◆ **Exercise objective**: Give the number of lines in the records below that include "предложении". Reply with that number alone.

◆ **Provided data**:
....
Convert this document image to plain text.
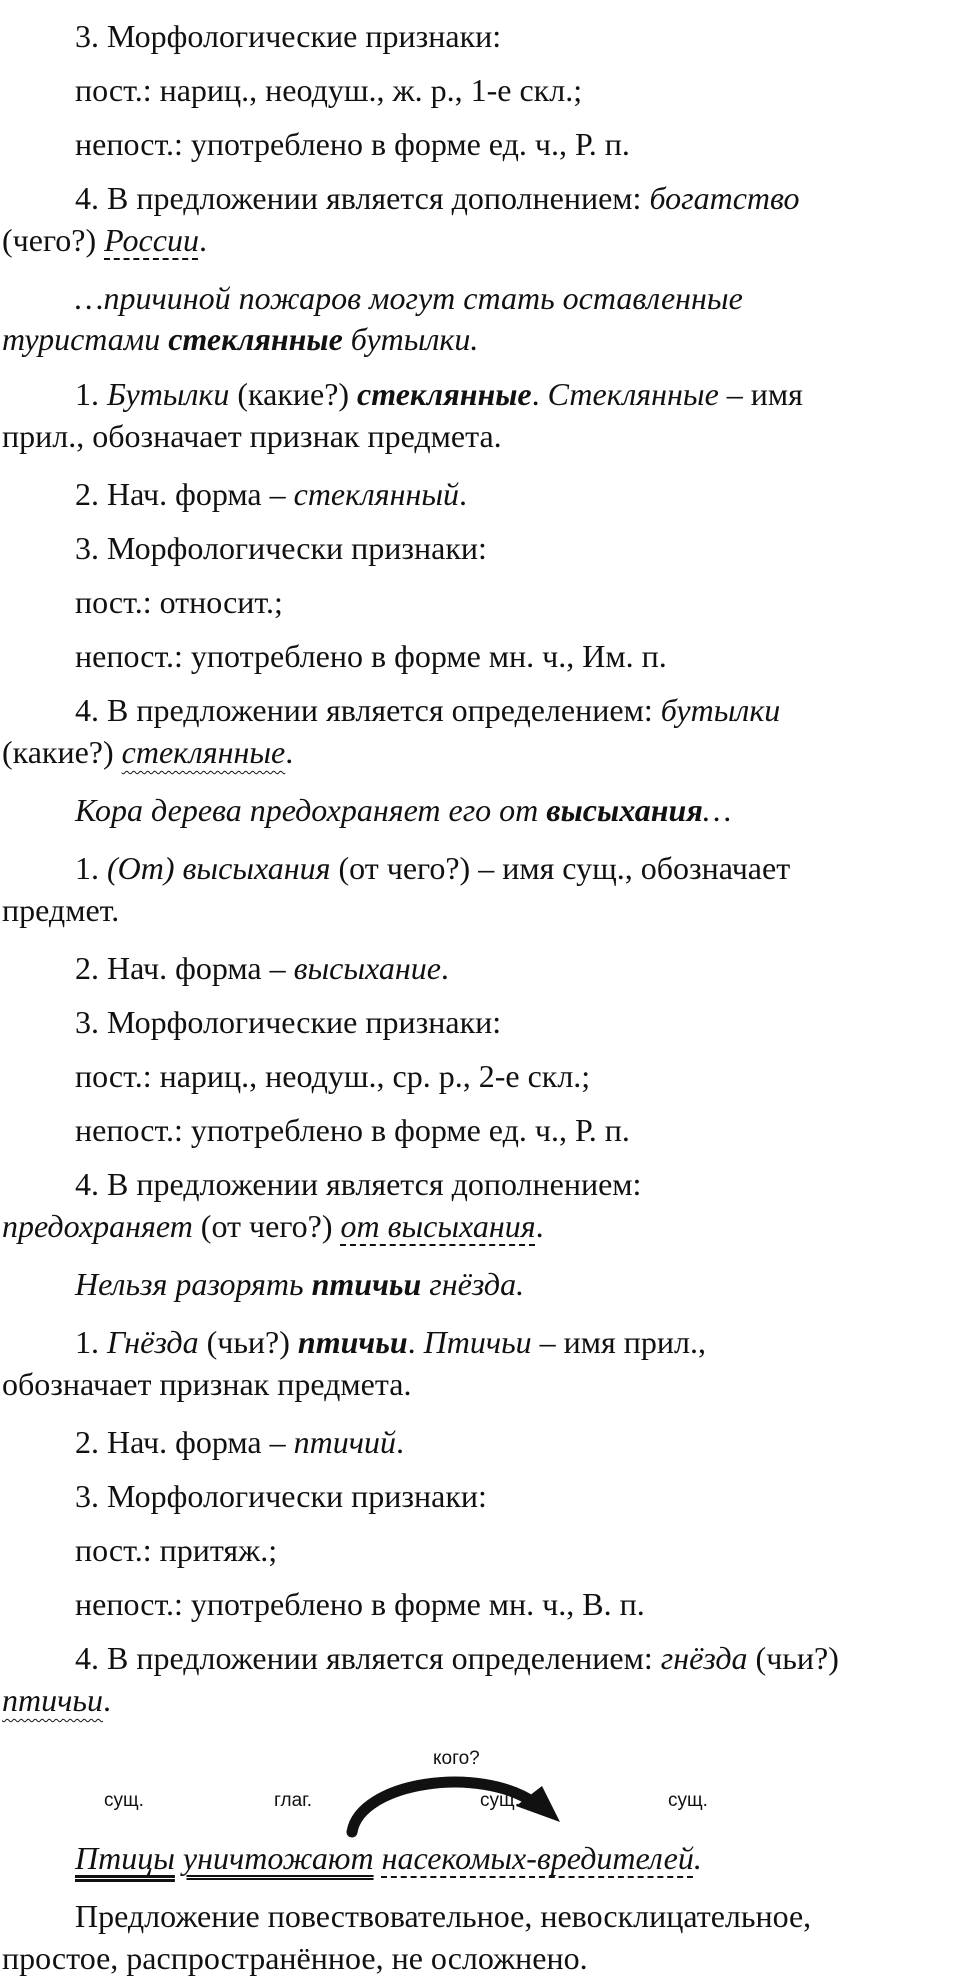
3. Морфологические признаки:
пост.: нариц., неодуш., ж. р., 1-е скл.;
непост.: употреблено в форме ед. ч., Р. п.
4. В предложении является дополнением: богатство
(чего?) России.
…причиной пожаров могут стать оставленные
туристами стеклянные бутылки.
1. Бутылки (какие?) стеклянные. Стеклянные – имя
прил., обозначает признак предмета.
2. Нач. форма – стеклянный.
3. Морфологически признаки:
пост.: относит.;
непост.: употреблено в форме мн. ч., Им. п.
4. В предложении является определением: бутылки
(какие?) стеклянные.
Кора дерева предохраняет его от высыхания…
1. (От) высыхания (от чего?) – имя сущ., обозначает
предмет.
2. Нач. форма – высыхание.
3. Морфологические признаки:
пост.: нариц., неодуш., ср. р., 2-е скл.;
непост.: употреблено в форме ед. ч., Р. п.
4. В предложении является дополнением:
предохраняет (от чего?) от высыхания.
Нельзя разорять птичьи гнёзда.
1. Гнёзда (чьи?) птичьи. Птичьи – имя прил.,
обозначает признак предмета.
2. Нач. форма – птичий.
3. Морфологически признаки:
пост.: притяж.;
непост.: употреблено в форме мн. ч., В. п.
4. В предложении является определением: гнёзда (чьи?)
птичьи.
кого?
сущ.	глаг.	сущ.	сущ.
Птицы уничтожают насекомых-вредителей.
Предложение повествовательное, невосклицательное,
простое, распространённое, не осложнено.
....
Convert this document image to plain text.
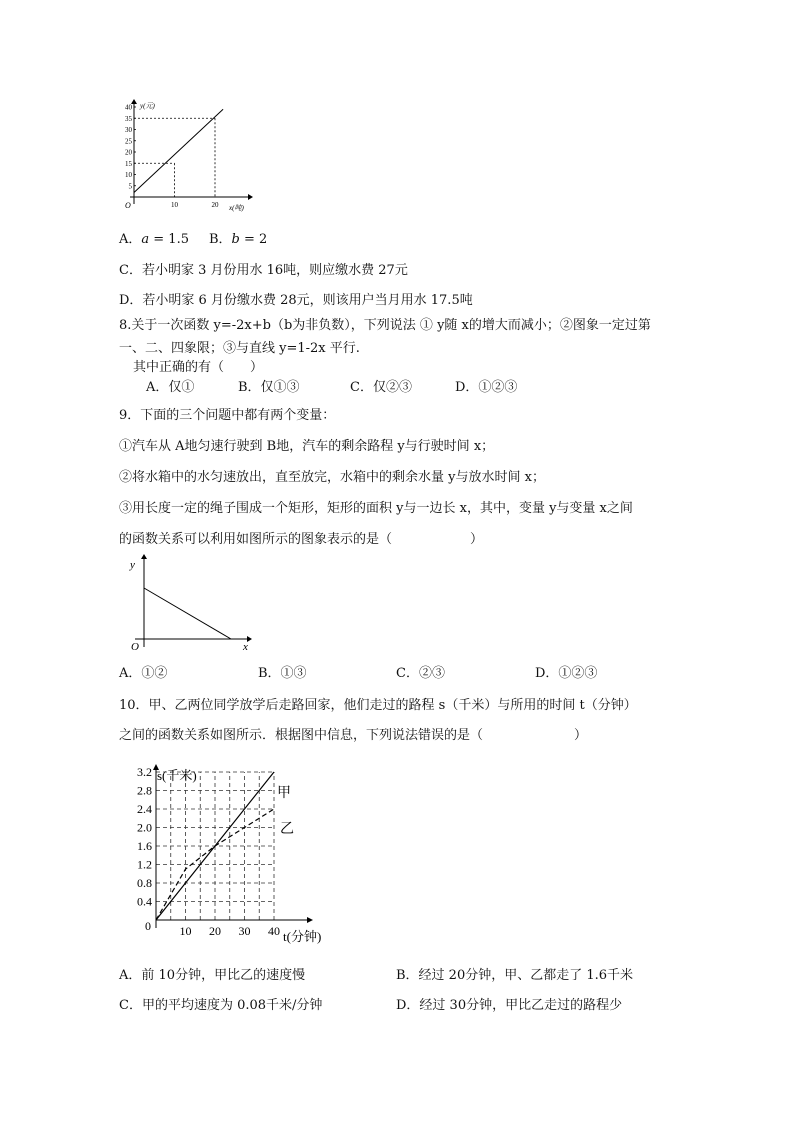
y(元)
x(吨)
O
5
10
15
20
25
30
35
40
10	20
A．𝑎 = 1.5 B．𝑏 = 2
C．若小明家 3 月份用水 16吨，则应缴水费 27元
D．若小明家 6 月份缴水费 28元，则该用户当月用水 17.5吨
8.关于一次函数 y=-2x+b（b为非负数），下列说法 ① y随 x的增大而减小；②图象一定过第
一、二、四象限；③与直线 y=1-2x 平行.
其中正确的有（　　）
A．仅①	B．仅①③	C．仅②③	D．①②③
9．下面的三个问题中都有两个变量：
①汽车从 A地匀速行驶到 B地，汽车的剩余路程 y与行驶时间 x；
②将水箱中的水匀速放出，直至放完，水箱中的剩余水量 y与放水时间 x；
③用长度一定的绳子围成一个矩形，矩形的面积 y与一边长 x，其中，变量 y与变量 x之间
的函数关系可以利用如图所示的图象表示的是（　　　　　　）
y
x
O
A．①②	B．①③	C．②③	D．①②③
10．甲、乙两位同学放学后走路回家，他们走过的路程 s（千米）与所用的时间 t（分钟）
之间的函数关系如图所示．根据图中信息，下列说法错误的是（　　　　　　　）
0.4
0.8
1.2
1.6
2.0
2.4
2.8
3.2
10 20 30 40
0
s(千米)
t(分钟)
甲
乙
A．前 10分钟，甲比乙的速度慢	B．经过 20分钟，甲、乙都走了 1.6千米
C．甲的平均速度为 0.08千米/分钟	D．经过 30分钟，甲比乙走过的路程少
....
◆ **Task output**: 4